Figure data in JSON:
* BEGIN *

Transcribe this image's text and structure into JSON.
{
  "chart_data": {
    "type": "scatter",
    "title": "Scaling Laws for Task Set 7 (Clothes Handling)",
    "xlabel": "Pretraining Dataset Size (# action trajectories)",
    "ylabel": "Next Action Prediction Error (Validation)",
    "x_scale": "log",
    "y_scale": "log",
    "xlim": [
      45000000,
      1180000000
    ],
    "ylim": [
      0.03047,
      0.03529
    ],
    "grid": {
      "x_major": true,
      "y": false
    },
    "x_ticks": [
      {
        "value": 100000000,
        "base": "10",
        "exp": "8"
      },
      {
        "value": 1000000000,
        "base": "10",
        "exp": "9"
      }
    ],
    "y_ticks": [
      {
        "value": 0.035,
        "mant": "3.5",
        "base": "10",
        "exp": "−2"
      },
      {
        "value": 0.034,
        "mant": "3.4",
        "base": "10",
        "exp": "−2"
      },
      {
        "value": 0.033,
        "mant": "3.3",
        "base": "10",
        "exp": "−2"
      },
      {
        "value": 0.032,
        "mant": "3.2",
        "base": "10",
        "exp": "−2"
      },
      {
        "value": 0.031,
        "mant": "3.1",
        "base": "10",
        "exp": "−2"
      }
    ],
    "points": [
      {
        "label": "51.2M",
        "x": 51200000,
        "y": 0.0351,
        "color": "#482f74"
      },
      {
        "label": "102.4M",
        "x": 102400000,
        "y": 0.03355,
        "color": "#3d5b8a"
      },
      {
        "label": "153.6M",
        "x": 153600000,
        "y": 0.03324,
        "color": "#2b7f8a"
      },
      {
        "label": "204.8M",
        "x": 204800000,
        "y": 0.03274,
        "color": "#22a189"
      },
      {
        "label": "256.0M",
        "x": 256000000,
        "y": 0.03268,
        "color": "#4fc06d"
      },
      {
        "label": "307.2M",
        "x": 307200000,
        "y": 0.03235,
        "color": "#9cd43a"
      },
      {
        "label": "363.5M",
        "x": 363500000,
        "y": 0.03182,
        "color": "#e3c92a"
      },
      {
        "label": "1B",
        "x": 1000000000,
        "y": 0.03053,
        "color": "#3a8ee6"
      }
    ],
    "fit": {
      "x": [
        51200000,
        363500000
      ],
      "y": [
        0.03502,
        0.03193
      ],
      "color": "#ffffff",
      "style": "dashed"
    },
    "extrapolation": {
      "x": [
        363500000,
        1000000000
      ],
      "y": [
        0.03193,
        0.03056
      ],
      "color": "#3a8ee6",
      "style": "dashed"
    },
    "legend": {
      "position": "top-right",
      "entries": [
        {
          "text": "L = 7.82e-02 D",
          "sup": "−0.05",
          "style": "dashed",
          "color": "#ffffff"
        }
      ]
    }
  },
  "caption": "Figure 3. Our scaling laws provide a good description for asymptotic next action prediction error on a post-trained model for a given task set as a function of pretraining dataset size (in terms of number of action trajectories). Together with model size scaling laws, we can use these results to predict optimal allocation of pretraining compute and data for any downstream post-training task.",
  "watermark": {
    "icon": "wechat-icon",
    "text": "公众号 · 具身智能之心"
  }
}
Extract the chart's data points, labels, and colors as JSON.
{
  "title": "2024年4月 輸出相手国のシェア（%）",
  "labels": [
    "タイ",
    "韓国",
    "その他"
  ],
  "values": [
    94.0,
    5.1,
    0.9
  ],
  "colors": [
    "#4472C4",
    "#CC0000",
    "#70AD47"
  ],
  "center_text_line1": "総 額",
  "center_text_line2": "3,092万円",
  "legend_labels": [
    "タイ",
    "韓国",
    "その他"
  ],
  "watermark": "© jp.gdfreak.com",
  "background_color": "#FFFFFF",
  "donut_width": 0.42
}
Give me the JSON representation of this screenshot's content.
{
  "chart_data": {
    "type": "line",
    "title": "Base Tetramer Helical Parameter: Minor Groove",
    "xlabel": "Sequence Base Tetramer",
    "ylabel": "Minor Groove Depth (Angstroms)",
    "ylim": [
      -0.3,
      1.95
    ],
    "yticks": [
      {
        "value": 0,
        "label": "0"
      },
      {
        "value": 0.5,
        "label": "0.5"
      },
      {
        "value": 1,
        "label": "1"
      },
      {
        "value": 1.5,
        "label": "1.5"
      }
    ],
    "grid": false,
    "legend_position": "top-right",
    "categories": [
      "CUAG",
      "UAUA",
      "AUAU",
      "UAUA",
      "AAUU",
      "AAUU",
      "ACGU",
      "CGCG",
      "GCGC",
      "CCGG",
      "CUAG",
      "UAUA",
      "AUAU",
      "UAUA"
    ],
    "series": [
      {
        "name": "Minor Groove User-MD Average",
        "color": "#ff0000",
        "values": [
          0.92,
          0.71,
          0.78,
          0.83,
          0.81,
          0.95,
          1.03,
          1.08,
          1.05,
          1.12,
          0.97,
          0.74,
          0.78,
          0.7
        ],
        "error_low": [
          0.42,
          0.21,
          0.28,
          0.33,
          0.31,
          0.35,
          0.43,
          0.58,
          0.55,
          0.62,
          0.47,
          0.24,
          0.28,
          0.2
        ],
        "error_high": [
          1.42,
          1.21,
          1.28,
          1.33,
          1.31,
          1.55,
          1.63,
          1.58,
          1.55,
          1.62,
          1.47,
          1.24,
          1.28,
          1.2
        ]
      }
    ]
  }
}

* END *

## [PROMPT]
Retype every entry word for word.

## [PROBLEM SOLUTION]
Transcribe this image's text and structure into JSON.
{
  "chart_data": {
    "type": "scatter",
    "title": "Scaling Laws for Task Set 7 (Clothes Handling)",
    "xlabel": "Pretraining Dataset Size (# action trajectories)",
    "ylabel": "Next Action Prediction Error (Validation)",
    "x_scale": "log",
    "y_scale": "log",
    "xlim": [
      45000000,
      1180000000
    ],
    "ylim": [
      0.03047,
      0.03529
    ],
    "grid": {
      "x_major": true,
      "y": false
    },
    "x_ticks": [
      {
        "value": 100000000,
        "base": "10",
        "exp": "8"
      },
      {
        "value": 1000000000,
        "base": "10",
        "exp": "9"
      }
    ],
    "y_ticks": [
      {
        "value": 0.035,
        "mant": "3.5",
        "base": "10",
        "exp": "−2"
      },
      {
        "value": 0.034,
        "mant": "3.4",
        "base": "10",
        "exp": "−2"
      },
      {
        "value": 0.033,
        "mant": "3.3",
        "base": "10",
        "exp": "−2"
      },
      {
        "value": 0.032,
        "mant": "3.2",
        "base": "10",
        "exp": "−2"
      },
      {
        "value": 0.031,
        "mant": "3.1",
        "base": "10",
        "exp": "−2"
      }
    ],
    "points": [
      {
        "label": "51.2M",
        "x": 51200000,
        "y": 0.0351,
        "color": "#482f74"
      },
      {
        "label": "102.4M",
        "x": 102400000,
        "y": 0.03355,
        "color": "#3d5b8a"
      },
      {
        "label": "153.6M",
        "x": 153600000,
        "y": 0.03324,
        "color": "#2b7f8a"
      },
      {
        "label": "204.8M",
        "x": 204800000,
        "y": 0.03274,
        "color": "#22a189"
      },
      {
        "label": "256.0M",
        "x": 256000000,
        "y": 0.03268,
        "color": "#4fc06d"
      },
      {
        "label": "307.2M",
        "x": 307200000,
        "y": 0.03235,
        "color": "#9cd43a"
      },
      {
        "label": "363.5M",
        "x": 363500000,
        "y": 0.03182,
        "color": "#e3c92a"
      },
      {
        "label": "1B",
        "x": 1000000000,
        "y": 0.03053,
        "color": "#3a8ee6"
      }
    ],
    "fit": {
      "x": [
        51200000,
        363500000
      ],
      "y": [
        0.03502,
        0.03193
      ],
      "color": "#ffffff",
      "style": "dashed"
    },
    "extrapolation": {
      "x": [
        363500000,
        1000000000
      ],
      "y": [
        0.03193,
        0.03056
      ],
      "color": "#3a8ee6",
      "style": "dashed"
    },
    "legend": {
      "position": "top-right",
      "entries": [
        {
          "text": "L = 7.82e-02 D",
          "sup": "−0.05",
          "style": "dashed",
          "color": "#ffffff"
        }
      ]
    }
  },
  "caption": "Figure 3. Our scaling laws provide a good description for asymptotic next action prediction error on a post-trained model for a given task set as a function of pretraining dataset size (in terms of number of action trajectories). Together with model size scaling laws, we can use these results to predict optimal allocation of pretraining compute and data for any downstream post-training task.",
  "watermark": {
    "icon": "wechat-icon",
    "text": "公众号 · 具身智能之心"
  }
}
Extract the chart's data points, labels, and colors as JSON.
{
  "title": "2024年4月 輸出相手国のシェア（%）",
  "labels": [
    "タイ",
    "韓国",
    "その他"
  ],
  "values": [
    94.0,
    5.1,
    0.9
  ],
  "colors": [
    "#4472C4",
    "#CC0000",
    "#70AD47"
  ],
  "center_text_line1": "総 額",
  "center_text_line2": "3,092万円",
  "legend_labels": [
    "タイ",
    "韓国",
    "その他"
  ],
  "watermark": "© jp.gdfreak.com",
  "background_color": "#FFFFFF",
  "donut_width": 0.42
}
Give me the JSON representation of this screenshot's content.
{
  "chart_data": {
    "type": "line",
    "title": "Base Tetramer Helical Parameter: Minor Groove",
    "xlabel": "Sequence Base Tetramer",
    "ylabel": "Minor Groove Depth (Angstroms)",
    "ylim": [
      -0.3,
      1.95
    ],
    "yticks": [
      {
        "value": 0,
        "label": "0"
      },
      {
        "value": 0.5,
        "label": "0.5"
      },
      {
        "value": 1,
        "label": "1"
      },
      {
        "value": 1.5,
        "label": "1.5"
      }
    ],
    "grid": false,
    "legend_position": "top-right",
    "categories": [
      "CUAG",
      "UAUA",
      "AUAU",
      "UAUA",
      "AAUU",
      "AAUU",
      "ACGU",
      "CGCG",
      "GCGC",
      "CCGG",
      "CUAG",
      "UAUA",
      "AUAU",
      "UAUA"
    ],
    "series": [
      {
        "name": "Minor Groove User-MD Average",
        "color": "#ff0000",
        "values": [
          0.92,
          0.71,
          0.78,
          0.83,
          0.81,
          0.95,
          1.03,
          1.08,
          1.05,
          1.12,
          0.97,
          0.74,
          0.78,
          0.7
        ],
        "error_low": [
          0.42,
          0.21,
          0.28,
          0.33,
          0.31,
          0.35,
          0.43,
          0.58,
          0.55,
          0.62,
          0.47,
          0.24,
          0.28,
          0.2
        ],
        "error_high": [
          1.42,
          1.21,
          1.28,
          1.33,
          1.31,
          1.55,
          1.63,
          1.58,
          1.55,
          1.62,
          1.47,
          1.24,
          1.28,
          1.2
        ]
      }
    ]
  }
}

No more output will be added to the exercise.